*Given task*
Transcribe the data that follows precisely, omitting nothing.
▼
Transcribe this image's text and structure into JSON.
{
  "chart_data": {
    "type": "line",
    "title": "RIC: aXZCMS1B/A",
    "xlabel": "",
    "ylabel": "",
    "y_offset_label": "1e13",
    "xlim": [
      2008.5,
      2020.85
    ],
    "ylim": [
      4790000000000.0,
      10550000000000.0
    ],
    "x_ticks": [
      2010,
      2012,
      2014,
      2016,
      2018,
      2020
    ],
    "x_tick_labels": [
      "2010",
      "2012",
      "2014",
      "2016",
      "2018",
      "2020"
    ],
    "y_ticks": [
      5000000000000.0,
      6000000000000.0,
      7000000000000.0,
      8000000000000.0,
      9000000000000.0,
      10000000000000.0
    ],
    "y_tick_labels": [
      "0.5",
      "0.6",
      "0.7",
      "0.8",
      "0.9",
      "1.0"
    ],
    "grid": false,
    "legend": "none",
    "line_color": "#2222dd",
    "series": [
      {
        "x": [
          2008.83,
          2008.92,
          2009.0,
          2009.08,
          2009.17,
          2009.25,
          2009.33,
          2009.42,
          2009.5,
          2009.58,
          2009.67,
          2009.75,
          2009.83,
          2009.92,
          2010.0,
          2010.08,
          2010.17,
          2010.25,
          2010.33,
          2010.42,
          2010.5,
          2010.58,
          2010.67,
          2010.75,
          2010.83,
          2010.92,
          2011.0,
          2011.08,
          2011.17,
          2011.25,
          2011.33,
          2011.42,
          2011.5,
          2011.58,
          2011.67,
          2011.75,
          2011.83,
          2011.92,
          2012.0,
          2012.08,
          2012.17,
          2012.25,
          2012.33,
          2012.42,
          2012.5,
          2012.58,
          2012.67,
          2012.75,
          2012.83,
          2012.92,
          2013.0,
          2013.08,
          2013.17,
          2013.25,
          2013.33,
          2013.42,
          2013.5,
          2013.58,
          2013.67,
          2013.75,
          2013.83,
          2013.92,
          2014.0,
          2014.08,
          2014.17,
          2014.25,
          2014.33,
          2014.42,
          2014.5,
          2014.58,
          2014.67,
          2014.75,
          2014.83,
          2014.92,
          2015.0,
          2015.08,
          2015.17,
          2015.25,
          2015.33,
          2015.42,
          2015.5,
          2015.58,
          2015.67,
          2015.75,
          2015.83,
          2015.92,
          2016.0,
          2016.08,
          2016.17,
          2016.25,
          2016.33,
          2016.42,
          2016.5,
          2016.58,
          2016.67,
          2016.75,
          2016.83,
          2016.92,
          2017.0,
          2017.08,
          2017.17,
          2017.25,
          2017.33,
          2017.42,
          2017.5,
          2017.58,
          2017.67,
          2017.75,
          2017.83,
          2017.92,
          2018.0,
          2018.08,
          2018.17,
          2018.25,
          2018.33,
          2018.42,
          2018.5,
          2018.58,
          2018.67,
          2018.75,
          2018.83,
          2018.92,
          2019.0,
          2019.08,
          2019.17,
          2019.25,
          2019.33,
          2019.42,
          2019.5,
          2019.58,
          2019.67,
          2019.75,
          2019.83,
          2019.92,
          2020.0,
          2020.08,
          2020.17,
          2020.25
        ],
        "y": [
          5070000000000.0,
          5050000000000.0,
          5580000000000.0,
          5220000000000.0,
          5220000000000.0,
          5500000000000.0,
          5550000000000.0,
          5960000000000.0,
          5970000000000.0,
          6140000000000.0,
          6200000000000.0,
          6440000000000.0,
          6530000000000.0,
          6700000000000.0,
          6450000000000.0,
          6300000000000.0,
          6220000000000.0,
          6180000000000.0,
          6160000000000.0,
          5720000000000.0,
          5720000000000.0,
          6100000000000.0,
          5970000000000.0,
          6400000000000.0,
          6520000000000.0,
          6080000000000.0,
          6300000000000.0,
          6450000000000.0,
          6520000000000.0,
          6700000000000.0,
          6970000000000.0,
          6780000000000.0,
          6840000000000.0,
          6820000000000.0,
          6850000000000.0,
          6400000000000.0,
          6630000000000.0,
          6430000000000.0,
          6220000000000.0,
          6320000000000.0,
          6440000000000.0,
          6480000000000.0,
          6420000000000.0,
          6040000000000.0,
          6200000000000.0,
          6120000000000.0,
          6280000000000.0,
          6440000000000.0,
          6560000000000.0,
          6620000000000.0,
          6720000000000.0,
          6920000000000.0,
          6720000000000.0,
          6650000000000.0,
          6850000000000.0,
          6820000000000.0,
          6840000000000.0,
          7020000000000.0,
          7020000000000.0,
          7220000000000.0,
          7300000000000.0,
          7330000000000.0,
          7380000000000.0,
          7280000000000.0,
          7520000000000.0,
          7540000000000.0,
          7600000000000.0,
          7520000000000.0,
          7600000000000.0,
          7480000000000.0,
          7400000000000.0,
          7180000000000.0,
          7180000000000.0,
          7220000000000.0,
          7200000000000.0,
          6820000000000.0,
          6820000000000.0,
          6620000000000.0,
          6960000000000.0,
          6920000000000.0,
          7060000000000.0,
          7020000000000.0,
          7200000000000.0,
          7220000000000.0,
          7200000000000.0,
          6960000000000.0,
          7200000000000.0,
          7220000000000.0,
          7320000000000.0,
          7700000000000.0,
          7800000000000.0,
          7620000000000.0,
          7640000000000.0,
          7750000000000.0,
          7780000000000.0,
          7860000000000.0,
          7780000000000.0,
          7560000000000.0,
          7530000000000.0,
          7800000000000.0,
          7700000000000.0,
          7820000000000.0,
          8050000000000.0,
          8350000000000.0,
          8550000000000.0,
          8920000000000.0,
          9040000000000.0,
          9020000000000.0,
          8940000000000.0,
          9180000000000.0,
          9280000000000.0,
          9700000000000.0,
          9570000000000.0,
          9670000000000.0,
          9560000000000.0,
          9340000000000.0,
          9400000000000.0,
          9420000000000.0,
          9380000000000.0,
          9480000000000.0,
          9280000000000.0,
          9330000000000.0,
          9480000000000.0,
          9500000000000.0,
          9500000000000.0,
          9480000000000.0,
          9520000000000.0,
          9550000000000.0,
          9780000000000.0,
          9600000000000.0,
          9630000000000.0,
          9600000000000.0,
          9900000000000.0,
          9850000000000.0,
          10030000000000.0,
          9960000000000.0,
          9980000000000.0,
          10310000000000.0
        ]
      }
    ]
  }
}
▲
*Written solution*
Transcribe this image's text and structure into JSON.
{
  "chart_data": {
    "type": "line",
    "title": "RIC: aXZCMS1B/A",
    "xlabel": "",
    "ylabel": "",
    "y_offset_label": "1e13",
    "xlim": [
      2008.5,
      2020.85
    ],
    "ylim": [
      4790000000000.0,
      10550000000000.0
    ],
    "x_ticks": [
      2010,
      2012,
      2014,
      2016,
      2018,
      2020
    ],
    "x_tick_labels": [
      "2010",
      "2012",
      "2014",
      "2016",
      "2018",
      "2020"
    ],
    "y_ticks": [
      5000000000000.0,
      6000000000000.0,
      7000000000000.0,
      8000000000000.0,
      9000000000000.0,
      10000000000000.0
    ],
    "y_tick_labels": [
      "0.5",
      "0.6",
      "0.7",
      "0.8",
      "0.9",
      "1.0"
    ],
    "grid": false,
    "legend": "none",
    "line_color": "#2222dd",
    "series": [
      {
        "x": [
          2008.83,
          2008.92,
          2009.0,
          2009.08,
          2009.17,
          2009.25,
          2009.33,
          2009.42,
          2009.5,
          2009.58,
          2009.67,
          2009.75,
          2009.83,
          2009.92,
          2010.0,
          2010.08,
          2010.17,
          2010.25,
          2010.33,
          2010.42,
          2010.5,
          2010.58,
          2010.67,
          2010.75,
          2010.83,
          2010.92,
          2011.0,
          2011.08,
          2011.17,
          2011.25,
          2011.33,
          2011.42,
          2011.5,
          2011.58,
          2011.67,
          2011.75,
          2011.83,
          2011.92,
          2012.0,
          2012.08,
          2012.17,
          2012.25,
          2012.33,
          2012.42,
          2012.5,
          2012.58,
          2012.67,
          2012.75,
          2012.83,
          2012.92,
          2013.0,
          2013.08,
          2013.17,
          2013.25,
          2013.33,
          2013.42,
          2013.5,
          2013.58,
          2013.67,
          2013.75,
          2013.83,
          2013.92,
          2014.0,
          2014.08,
          2014.17,
          2014.25,
          2014.33,
          2014.42,
          2014.5,
          2014.58,
          2014.67,
          2014.75,
          2014.83,
          2014.92,
          2015.0,
          2015.08,
          2015.17,
          2015.25,
          2015.33,
          2015.42,
          2015.5,
          2015.58,
          2015.67,
          2015.75,
          2015.83,
          2015.92,
          2016.0,
          2016.08,
          2016.17,
          2016.25,
          2016.33,
          2016.42,
          2016.5,
          2016.58,
          2016.67,
          2016.75,
          2016.83,
          2016.92,
          2017.0,
          2017.08,
          2017.17,
          2017.25,
          2017.33,
          2017.42,
          2017.5,
          2017.58,
          2017.67,
          2017.75,
          2017.83,
          2017.92,
          2018.0,
          2018.08,
          2018.17,
          2018.25,
          2018.33,
          2018.42,
          2018.5,
          2018.58,
          2018.67,
          2018.75,
          2018.83,
          2018.92,
          2019.0,
          2019.08,
          2019.17,
          2019.25,
          2019.33,
          2019.42,
          2019.5,
          2019.58,
          2019.67,
          2019.75,
          2019.83,
          2019.92,
          2020.0,
          2020.08,
          2020.17,
          2020.25
        ],
        "y": [
          5070000000000.0,
          5050000000000.0,
          5580000000000.0,
          5220000000000.0,
          5220000000000.0,
          5500000000000.0,
          5550000000000.0,
          5960000000000.0,
          5970000000000.0,
          6140000000000.0,
          6200000000000.0,
          6440000000000.0,
          6530000000000.0,
          6700000000000.0,
          6450000000000.0,
          6300000000000.0,
          6220000000000.0,
          6180000000000.0,
          6160000000000.0,
          5720000000000.0,
          5720000000000.0,
          6100000000000.0,
          5970000000000.0,
          6400000000000.0,
          6520000000000.0,
          6080000000000.0,
          6300000000000.0,
          6450000000000.0,
          6520000000000.0,
          6700000000000.0,
          6970000000000.0,
          6780000000000.0,
          6840000000000.0,
          6820000000000.0,
          6850000000000.0,
          6400000000000.0,
          6630000000000.0,
          6430000000000.0,
          6220000000000.0,
          6320000000000.0,
          6440000000000.0,
          6480000000000.0,
          6420000000000.0,
          6040000000000.0,
          6200000000000.0,
          6120000000000.0,
          6280000000000.0,
          6440000000000.0,
          6560000000000.0,
          6620000000000.0,
          6720000000000.0,
          6920000000000.0,
          6720000000000.0,
          6650000000000.0,
          6850000000000.0,
          6820000000000.0,
          6840000000000.0,
          7020000000000.0,
          7020000000000.0,
          7220000000000.0,
          7300000000000.0,
          7330000000000.0,
          7380000000000.0,
          7280000000000.0,
          7520000000000.0,
          7540000000000.0,
          7600000000000.0,
          7520000000000.0,
          7600000000000.0,
          7480000000000.0,
          7400000000000.0,
          7180000000000.0,
          7180000000000.0,
          7220000000000.0,
          7200000000000.0,
          6820000000000.0,
          6820000000000.0,
          6620000000000.0,
          6960000000000.0,
          6920000000000.0,
          7060000000000.0,
          7020000000000.0,
          7200000000000.0,
          7220000000000.0,
          7200000000000.0,
          6960000000000.0,
          7200000000000.0,
          7220000000000.0,
          7320000000000.0,
          7700000000000.0,
          7800000000000.0,
          7620000000000.0,
          7640000000000.0,
          7750000000000.0,
          7780000000000.0,
          7860000000000.0,
          7780000000000.0,
          7560000000000.0,
          7530000000000.0,
          7800000000000.0,
          7700000000000.0,
          7820000000000.0,
          8050000000000.0,
          8350000000000.0,
          8550000000000.0,
          8920000000000.0,
          9040000000000.0,
          9020000000000.0,
          8940000000000.0,
          9180000000000.0,
          9280000000000.0,
          9700000000000.0,
          9570000000000.0,
          9670000000000.0,
          9560000000000.0,
          9340000000000.0,
          9400000000000.0,
          9420000000000.0,
          9380000000000.0,
          9480000000000.0,
          9280000000000.0,
          9330000000000.0,
          9480000000000.0,
          9500000000000.0,
          9500000000000.0,
          9480000000000.0,
          9520000000000.0,
          9550000000000.0,
          9780000000000.0,
          9600000000000.0,
          9630000000000.0,
          9600000000000.0,
          9900000000000.0,
          9850000000000.0,
          10030000000000.0,
          9960000000000.0,
          9980000000000.0,
          10310000000000.0
        ]
      }
    ]
  }
}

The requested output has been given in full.